Search the material for the string "name" and copy each line where it occurs.

══ Material for this exercise ══

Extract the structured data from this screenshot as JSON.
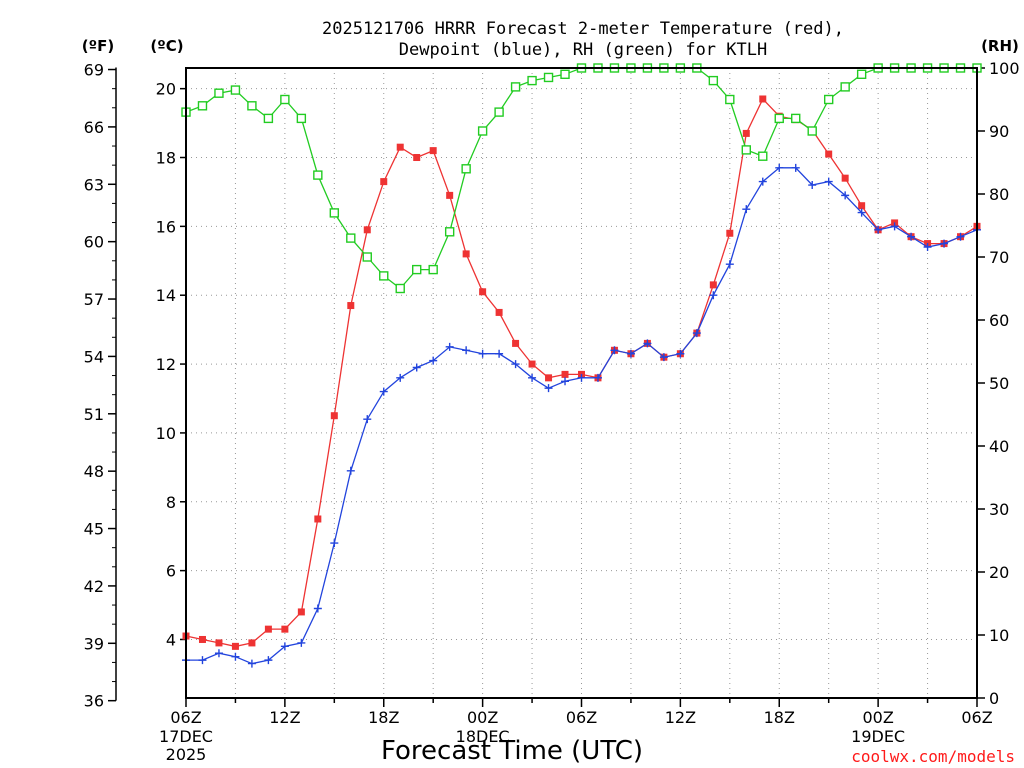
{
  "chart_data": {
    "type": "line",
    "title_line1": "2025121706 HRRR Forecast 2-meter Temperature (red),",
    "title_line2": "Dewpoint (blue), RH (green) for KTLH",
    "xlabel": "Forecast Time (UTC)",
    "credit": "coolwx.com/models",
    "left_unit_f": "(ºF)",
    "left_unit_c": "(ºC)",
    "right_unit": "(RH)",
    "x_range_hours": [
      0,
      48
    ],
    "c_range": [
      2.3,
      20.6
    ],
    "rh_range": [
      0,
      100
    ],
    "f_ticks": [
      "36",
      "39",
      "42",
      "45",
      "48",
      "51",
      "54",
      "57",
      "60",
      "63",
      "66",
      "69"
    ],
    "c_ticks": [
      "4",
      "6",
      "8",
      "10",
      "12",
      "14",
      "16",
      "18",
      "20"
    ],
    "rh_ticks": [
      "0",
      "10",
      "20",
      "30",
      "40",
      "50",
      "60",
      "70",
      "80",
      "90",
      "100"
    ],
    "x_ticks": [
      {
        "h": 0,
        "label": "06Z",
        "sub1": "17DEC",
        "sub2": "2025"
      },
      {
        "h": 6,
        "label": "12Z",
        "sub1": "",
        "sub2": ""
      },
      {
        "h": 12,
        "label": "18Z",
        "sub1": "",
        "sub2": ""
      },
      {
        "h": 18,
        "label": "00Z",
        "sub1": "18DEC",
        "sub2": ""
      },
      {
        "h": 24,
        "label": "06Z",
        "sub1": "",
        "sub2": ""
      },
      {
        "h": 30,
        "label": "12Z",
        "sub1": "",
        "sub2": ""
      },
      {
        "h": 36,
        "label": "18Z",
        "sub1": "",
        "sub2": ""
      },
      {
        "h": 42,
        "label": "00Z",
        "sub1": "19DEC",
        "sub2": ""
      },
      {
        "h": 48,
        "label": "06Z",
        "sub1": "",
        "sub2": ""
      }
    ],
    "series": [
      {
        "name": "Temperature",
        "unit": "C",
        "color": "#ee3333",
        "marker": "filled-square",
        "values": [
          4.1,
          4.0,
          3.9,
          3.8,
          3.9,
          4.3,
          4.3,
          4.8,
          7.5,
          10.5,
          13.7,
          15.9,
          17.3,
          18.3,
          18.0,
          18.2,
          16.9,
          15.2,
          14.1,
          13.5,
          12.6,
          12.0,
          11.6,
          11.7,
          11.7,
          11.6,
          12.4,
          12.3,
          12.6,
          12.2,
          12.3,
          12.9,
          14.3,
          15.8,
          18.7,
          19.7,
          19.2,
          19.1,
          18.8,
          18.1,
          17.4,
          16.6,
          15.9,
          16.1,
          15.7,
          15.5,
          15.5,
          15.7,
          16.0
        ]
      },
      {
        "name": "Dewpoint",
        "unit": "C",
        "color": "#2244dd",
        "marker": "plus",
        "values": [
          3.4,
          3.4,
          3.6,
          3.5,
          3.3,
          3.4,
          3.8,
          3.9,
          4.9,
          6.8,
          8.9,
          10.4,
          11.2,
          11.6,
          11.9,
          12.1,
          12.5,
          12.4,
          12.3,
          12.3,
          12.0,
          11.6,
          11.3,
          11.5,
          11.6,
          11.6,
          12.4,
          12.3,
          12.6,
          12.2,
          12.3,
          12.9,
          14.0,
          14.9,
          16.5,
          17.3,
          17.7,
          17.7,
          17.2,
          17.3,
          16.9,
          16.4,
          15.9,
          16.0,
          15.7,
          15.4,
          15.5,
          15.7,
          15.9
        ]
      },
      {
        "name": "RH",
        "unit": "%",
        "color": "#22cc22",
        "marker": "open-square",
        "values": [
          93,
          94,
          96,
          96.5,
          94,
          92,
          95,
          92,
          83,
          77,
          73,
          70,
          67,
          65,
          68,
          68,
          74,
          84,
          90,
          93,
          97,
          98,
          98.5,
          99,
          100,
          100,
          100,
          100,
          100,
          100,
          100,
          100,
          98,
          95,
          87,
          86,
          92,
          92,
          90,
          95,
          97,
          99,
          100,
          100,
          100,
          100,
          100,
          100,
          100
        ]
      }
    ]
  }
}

═══
══ Material for this exercise ══

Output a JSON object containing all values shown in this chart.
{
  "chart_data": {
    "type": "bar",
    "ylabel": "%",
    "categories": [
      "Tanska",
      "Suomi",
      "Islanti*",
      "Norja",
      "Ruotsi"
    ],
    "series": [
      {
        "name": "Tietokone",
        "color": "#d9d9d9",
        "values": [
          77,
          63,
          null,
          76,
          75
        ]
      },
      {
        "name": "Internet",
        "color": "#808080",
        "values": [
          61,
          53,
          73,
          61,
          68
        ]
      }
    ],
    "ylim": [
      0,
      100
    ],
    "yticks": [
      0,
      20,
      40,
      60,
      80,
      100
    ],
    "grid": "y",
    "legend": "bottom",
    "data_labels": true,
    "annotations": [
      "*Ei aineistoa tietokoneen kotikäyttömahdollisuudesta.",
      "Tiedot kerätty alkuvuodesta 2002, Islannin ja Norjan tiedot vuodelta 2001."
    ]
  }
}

═══

**Finished exercise**
        "name": "Temperature",
        "name": "Dewpoint",
        "name": "RH",
        "name": "Tietokone",
        "name": "Internet",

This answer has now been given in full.